GIVEN RECORDS |
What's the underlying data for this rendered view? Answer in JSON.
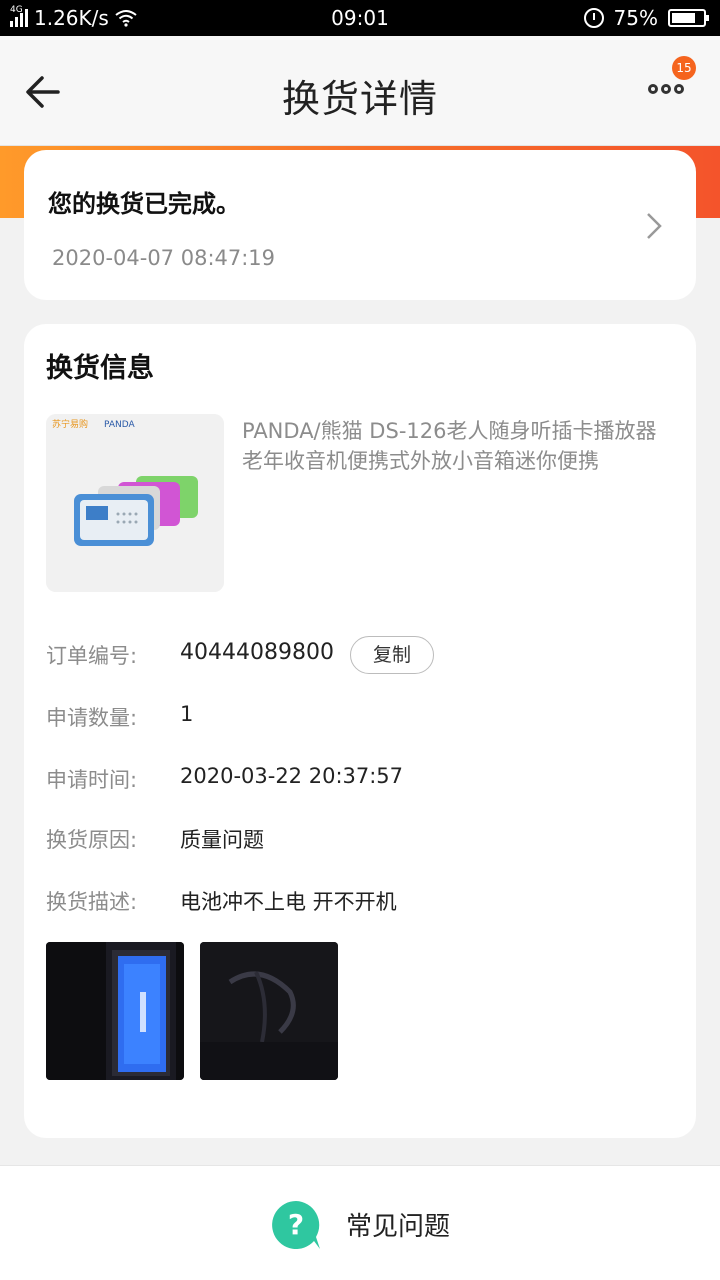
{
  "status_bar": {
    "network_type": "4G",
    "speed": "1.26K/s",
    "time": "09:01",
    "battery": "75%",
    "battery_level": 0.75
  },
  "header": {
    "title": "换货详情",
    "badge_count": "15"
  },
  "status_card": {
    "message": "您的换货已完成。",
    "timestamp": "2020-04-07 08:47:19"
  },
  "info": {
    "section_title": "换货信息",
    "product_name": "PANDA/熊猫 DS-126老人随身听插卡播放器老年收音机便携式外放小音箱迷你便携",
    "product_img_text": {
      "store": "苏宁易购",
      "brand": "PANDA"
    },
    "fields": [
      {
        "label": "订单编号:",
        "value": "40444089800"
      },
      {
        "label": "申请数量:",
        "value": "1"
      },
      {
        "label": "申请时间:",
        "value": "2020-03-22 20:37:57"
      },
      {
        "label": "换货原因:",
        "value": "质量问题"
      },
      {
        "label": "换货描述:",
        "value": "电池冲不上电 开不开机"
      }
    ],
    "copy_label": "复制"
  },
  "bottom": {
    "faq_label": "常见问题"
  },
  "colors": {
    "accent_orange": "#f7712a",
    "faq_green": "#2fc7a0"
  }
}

OBJECTIVE |
In the copy, include all records verbatim but no images.

THE COMPLETED TASK |
What's the underlying data for this rendered view? Answer in JSON.
{
  "status_bar": {
    "network_type": "4G",
    "speed": "1.26K/s",
    "time": "09:01",
    "battery": "75%",
    "battery_level": 0.75
  },
  "header": {
    "title": "换货详情",
    "badge_count": "15"
  },
  "status_card": {
    "message": "您的换货已完成。",
    "timestamp": "2020-04-07 08:47:19"
  },
  "info": {
    "section_title": "换货信息",
    "product_name": "PANDA/熊猫 DS-126老人随身听插卡播放器老年收音机便携式外放小音箱迷你便携",
    "product_img_text": {
      "store": "苏宁易购",
      "brand": "PANDA"
    },
    "fields": [
      {
        "label": "订单编号:",
        "value": "40444089800"
      },
      {
        "label": "申请数量:",
        "value": "1"
      },
      {
        "label": "申请时间:",
        "value": "2020-03-22 20:37:57"
      },
      {
        "label": "换货原因:",
        "value": "质量问题"
      },
      {
        "label": "换货描述:",
        "value": "电池冲不上电 开不开机"
      }
    ],
    "copy_label": "复制"
  },
  "bottom": {
    "faq_label": "常见问题"
  },
  "colors": {
    "accent_orange": "#f7712a",
    "faq_green": "#2fc7a0"
  }
}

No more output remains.